SHORT TASK: Write out every entry precisely as given, leaving the pictures out.

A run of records

□ □ □ □ □ □ □

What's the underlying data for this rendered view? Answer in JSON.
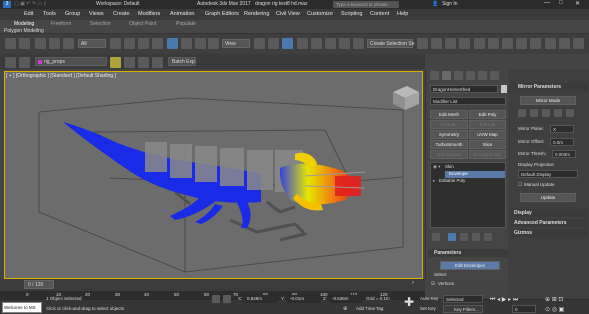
{
  "titlebar": {
    "workspace_label": "Workspace: Default",
    "app_title": "Autodesk 3ds Max 2017",
    "file_title": "dragon rig test8 hd.max",
    "search_placeholder": "Type a keyword or phrase",
    "sign_in": "Sign In",
    "help": "?"
  },
  "menus": [
    "Edit",
    "Tools",
    "Group",
    "Views",
    "Create",
    "Modifiers",
    "Animation",
    "Graph Editors",
    "Rendering",
    "Civil View",
    "Customize",
    "Scripting",
    "Content",
    "Help"
  ],
  "ribbon": {
    "tabs": [
      "Modeling",
      "Freeform",
      "Selection",
      "Object Paint",
      "Populate"
    ],
    "sub_label": "Polygon Modeling"
  },
  "toolbar": {
    "filter": "All",
    "view": "View",
    "selection_set": "Create Selection Se"
  },
  "toolbar2": {
    "layer": "rig_props",
    "batch": "Batch Exp"
  },
  "viewport": {
    "label": "[ + ] [Orthographic ] [Standard ] [Default Shading ]"
  },
  "cmd": {
    "object_name": "DragonHomeShed",
    "modifier_list": "Modifier List",
    "buttons": [
      "Edit Mesh",
      "Edit Poly",
      "Extrude",
      "Extrude",
      "Symmetry",
      "UVW Map",
      "TurboSmooth",
      "Slice",
      "Edit Splinex",
      "Normalize Spl."
    ],
    "stack": [
      "Skin",
      "Envelope",
      "Editable Poly"
    ],
    "parameters_title": "Parameters",
    "edit_envelopes": "Edit Envelopes",
    "select_label": "Select",
    "vertices_label": "Vertices"
  },
  "mirror": {
    "title": "Mirror Parameters",
    "mode": "Mirror Mode",
    "plane_label": "Mirror Plane:",
    "plane_value": "X",
    "offset_label": "Mirror Offset:",
    "offset_value": "0.0m",
    "thresh_label": "Mirror Thresh.:",
    "thresh_value": "0.003m",
    "projection_label": "Display Projection",
    "projection_value": "Default Display",
    "manual_update": "Manual Update",
    "update": "Update",
    "display": "Display",
    "advanced": "Advanced Parameters",
    "gizmos": "Gizmos"
  },
  "timeline": {
    "frame_range": "0 / 120",
    "ticks": [
      "0",
      "10",
      "20",
      "30",
      "40",
      "50",
      "60",
      "70",
      "80",
      "90",
      "100",
      "110",
      "120"
    ]
  },
  "status": {
    "welcome": "Welcome to MS",
    "selected": "1 Object Selected",
    "hint": "Click or click-and-drag to select objects",
    "x_label": "X:",
    "x_value": "0.848m",
    "y_label": "Y:",
    "y_value": "-0.01m",
    "z_label": "Z:",
    "z_value": "-0.636m",
    "grid": "Grid = 0.1m",
    "add_time_tag": "Add Time Tag",
    "auto_key": "Auto Key",
    "set_key": "Set Key",
    "key_mode": "Selected",
    "key_filters": "Key Filters...",
    "frame": "0"
  }
}
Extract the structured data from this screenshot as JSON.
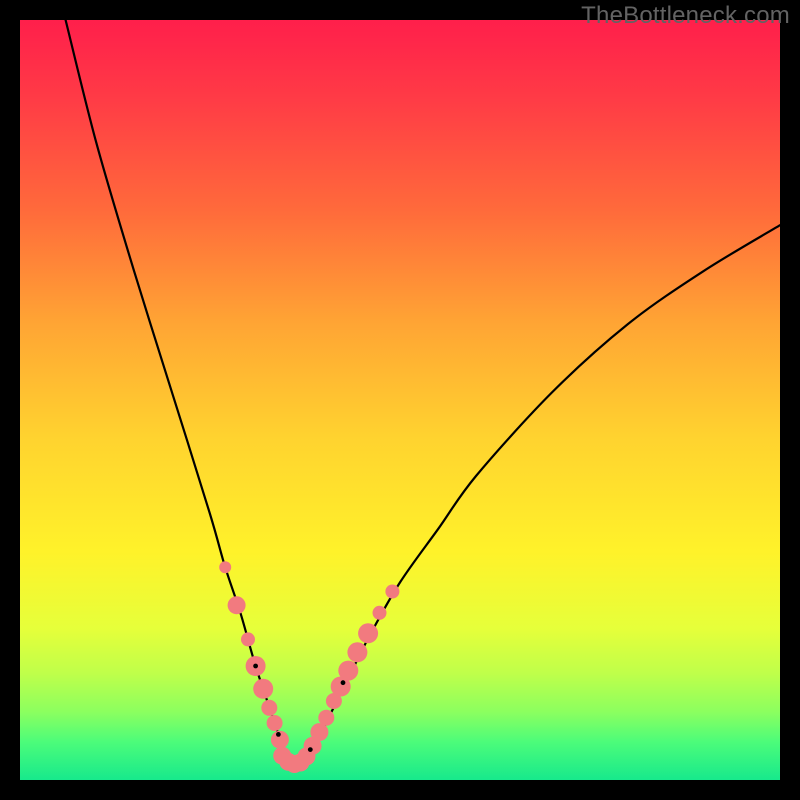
{
  "watermark": "TheBottleneck.com",
  "colors": {
    "frame": "#000000",
    "curve": "#000000",
    "dots": "#f27a7f",
    "watermark_text": "#636363",
    "gradient_top": "#ff1f4b",
    "gradient_bottom": "#17e98c"
  },
  "chart_data": {
    "type": "line",
    "title": "",
    "xlabel": "",
    "ylabel": "",
    "xlim": [
      0,
      100
    ],
    "ylim": [
      0,
      100
    ],
    "series": [
      {
        "name": "bottleneck-curve",
        "x": [
          6,
          10,
          15,
          20,
          25,
          27,
          29,
          31,
          33,
          34,
          35,
          36,
          37,
          39,
          41,
          43,
          46,
          50,
          55,
          60,
          70,
          80,
          90,
          100
        ],
        "y": [
          100,
          84,
          67,
          51,
          35,
          28,
          22,
          15,
          9,
          6,
          3,
          2,
          2.5,
          5,
          9,
          13,
          19,
          26,
          33,
          40,
          51,
          60,
          67,
          73
        ]
      }
    ],
    "marker_clusters": [
      {
        "cluster": "left-arm",
        "points": [
          {
            "x": 27,
            "y": 28,
            "r": 6
          },
          {
            "x": 28.5,
            "y": 23,
            "r": 9
          },
          {
            "x": 30,
            "y": 18.5,
            "r": 7
          },
          {
            "x": 31,
            "y": 15,
            "r": 10
          },
          {
            "x": 32,
            "y": 12,
            "r": 10
          },
          {
            "x": 32.8,
            "y": 9.5,
            "r": 8
          },
          {
            "x": 33.5,
            "y": 7.5,
            "r": 8
          },
          {
            "x": 34.2,
            "y": 5.3,
            "r": 9
          }
        ]
      },
      {
        "cluster": "trough",
        "points": [
          {
            "x": 34.5,
            "y": 3.2,
            "r": 9
          },
          {
            "x": 35.3,
            "y": 2.4,
            "r": 9
          },
          {
            "x": 36.1,
            "y": 2.1,
            "r": 9
          },
          {
            "x": 36.9,
            "y": 2.3,
            "r": 9
          },
          {
            "x": 37.7,
            "y": 3.1,
            "r": 9
          }
        ]
      },
      {
        "cluster": "right-arm",
        "points": [
          {
            "x": 38.5,
            "y": 4.5,
            "r": 9
          },
          {
            "x": 39.4,
            "y": 6.3,
            "r": 9
          },
          {
            "x": 40.3,
            "y": 8.2,
            "r": 8
          },
          {
            "x": 41.3,
            "y": 10.4,
            "r": 8
          },
          {
            "x": 42.2,
            "y": 12.3,
            "r": 10
          },
          {
            "x": 43.2,
            "y": 14.4,
            "r": 10
          },
          {
            "x": 44.4,
            "y": 16.8,
            "r": 10
          },
          {
            "x": 45.8,
            "y": 19.3,
            "r": 10
          },
          {
            "x": 47.3,
            "y": 22.0,
            "r": 7
          },
          {
            "x": 49.0,
            "y": 24.8,
            "r": 7
          }
        ]
      }
    ]
  }
}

□ □ □ □ □ □ □

CORRECT OUTPUT:
What's the underlying data for this rendered view? Answer in JSON.
{
  "titlebar": {
    "workspace_label": "Workspace: Default",
    "app_title": "Autodesk 3ds Max 2017",
    "file_title": "dragon rig test8 hd.max",
    "search_placeholder": "Type a keyword or phrase",
    "sign_in": "Sign In",
    "help": "?"
  },
  "menus": [
    "Edit",
    "Tools",
    "Group",
    "Views",
    "Create",
    "Modifiers",
    "Animation",
    "Graph Editors",
    "Rendering",
    "Civil View",
    "Customize",
    "Scripting",
    "Content",
    "Help"
  ],
  "ribbon": {
    "tabs": [
      "Modeling",
      "Freeform",
      "Selection",
      "Object Paint",
      "Populate"
    ],
    "sub_label": "Polygon Modeling"
  },
  "toolbar": {
    "filter": "All",
    "view": "View",
    "selection_set": "Create Selection Se"
  },
  "toolbar2": {
    "layer": "rig_props",
    "batch": "Batch Exp"
  },
  "viewport": {
    "label": "[ + ] [Orthographic ] [Standard ] [Default Shading ]"
  },
  "cmd": {
    "object_name": "DragonHomeShed",
    "modifier_list": "Modifier List",
    "buttons": [
      "Edit Mesh",
      "Edit Poly",
      "Extrude",
      "Extrude",
      "Symmetry",
      "UVW Map",
      "TurboSmooth",
      "Slice",
      "Edit Splinex",
      "Normalize Spl."
    ],
    "stack": [
      "Skin",
      "Envelope",
      "Editable Poly"
    ],
    "parameters_title": "Parameters",
    "edit_envelopes": "Edit Envelopes",
    "select_label": "Select",
    "vertices_label": "Vertices"
  },
  "mirror": {
    "title": "Mirror Parameters",
    "mode": "Mirror Mode",
    "plane_label": "Mirror Plane:",
    "plane_value": "X",
    "offset_label": "Mirror Offset:",
    "offset_value": "0.0m",
    "thresh_label": "Mirror Thresh.:",
    "thresh_value": "0.003m",
    "projection_label": "Display Projection",
    "projection_value": "Default Display",
    "manual_update": "Manual Update",
    "update": "Update",
    "display": "Display",
    "advanced": "Advanced Parameters",
    "gizmos": "Gizmos"
  },
  "timeline": {
    "frame_range": "0 / 120",
    "ticks": [
      "0",
      "10",
      "20",
      "30",
      "40",
      "50",
      "60",
      "70",
      "80",
      "90",
      "100",
      "110",
      "120"
    ]
  },
  "status": {
    "welcome": "Welcome to MS",
    "selected": "1 Object Selected",
    "hint": "Click or click-and-drag to select objects",
    "x_label": "X:",
    "x_value": "0.848m",
    "y_label": "Y:",
    "y_value": "-0.01m",
    "z_label": "Z:",
    "z_value": "-0.636m",
    "grid": "Grid = 0.1m",
    "add_time_tag": "Add Time Tag",
    "auto_key": "Auto Key",
    "set_key": "Set Key",
    "key_mode": "Selected",
    "key_filters": "Key Filters...",
    "frame": "0"
  }
}
Extract the structured data from this screenshot as JSON.
{
  "watermark": "TheBottleneck.com",
  "colors": {
    "frame": "#000000",
    "curve": "#000000",
    "dots": "#f27a7f",
    "watermark_text": "#636363",
    "gradient_top": "#ff1f4b",
    "gradient_bottom": "#17e98c"
  },
  "chart_data": {
    "type": "line",
    "title": "",
    "xlabel": "",
    "ylabel": "",
    "xlim": [
      0,
      100
    ],
    "ylim": [
      0,
      100
    ],
    "series": [
      {
        "name": "bottleneck-curve",
        "x": [
          6,
          10,
          15,
          20,
          25,
          27,
          29,
          31,
          33,
          34,
          35,
          36,
          37,
          39,
          41,
          43,
          46,
          50,
          55,
          60,
          70,
          80,
          90,
          100
        ],
        "y": [
          100,
          84,
          67,
          51,
          35,
          28,
          22,
          15,
          9,
          6,
          3,
          2,
          2.5,
          5,
          9,
          13,
          19,
          26,
          33,
          40,
          51,
          60,
          67,
          73
        ]
      }
    ],
    "marker_clusters": [
      {
        "cluster": "left-arm",
        "points": [
          {
            "x": 27,
            "y": 28,
            "r": 6
          },
          {
            "x": 28.5,
            "y": 23,
            "r": 9
          },
          {
            "x": 30,
            "y": 18.5,
            "r": 7
          },
          {
            "x": 31,
            "y": 15,
            "r": 10
          },
          {
            "x": 32,
            "y": 12,
            "r": 10
          },
          {
            "x": 32.8,
            "y": 9.5,
            "r": 8
          },
          {
            "x": 33.5,
            "y": 7.5,
            "r": 8
          },
          {
            "x": 34.2,
            "y": 5.3,
            "r": 9
          }
        ]
      },
      {
        "cluster": "trough",
        "points": [
          {
            "x": 34.5,
            "y": 3.2,
            "r": 9
          },
          {
            "x": 35.3,
            "y": 2.4,
            "r": 9
          },
          {
            "x": 36.1,
            "y": 2.1,
            "r": 9
          },
          {
            "x": 36.9,
            "y": 2.3,
            "r": 9
          },
          {
            "x": 37.7,
            "y": 3.1,
            "r": 9
          }
        ]
      },
      {
        "cluster": "right-arm",
        "points": [
          {
            "x": 38.5,
            "y": 4.5,
            "r": 9
          },
          {
            "x": 39.4,
            "y": 6.3,
            "r": 9
          },
          {
            "x": 40.3,
            "y": 8.2,
            "r": 8
          },
          {
            "x": 41.3,
            "y": 10.4,
            "r": 8
          },
          {
            "x": 42.2,
            "y": 12.3,
            "r": 10
          },
          {
            "x": 43.2,
            "y": 14.4,
            "r": 10
          },
          {
            "x": 44.4,
            "y": 16.8,
            "r": 10
          },
          {
            "x": 45.8,
            "y": 19.3,
            "r": 10
          },
          {
            "x": 47.3,
            "y": 22.0,
            "r": 7
          },
          {
            "x": 49.0,
            "y": 24.8,
            "r": 7
          }
        ]
      }
    ]
  }
}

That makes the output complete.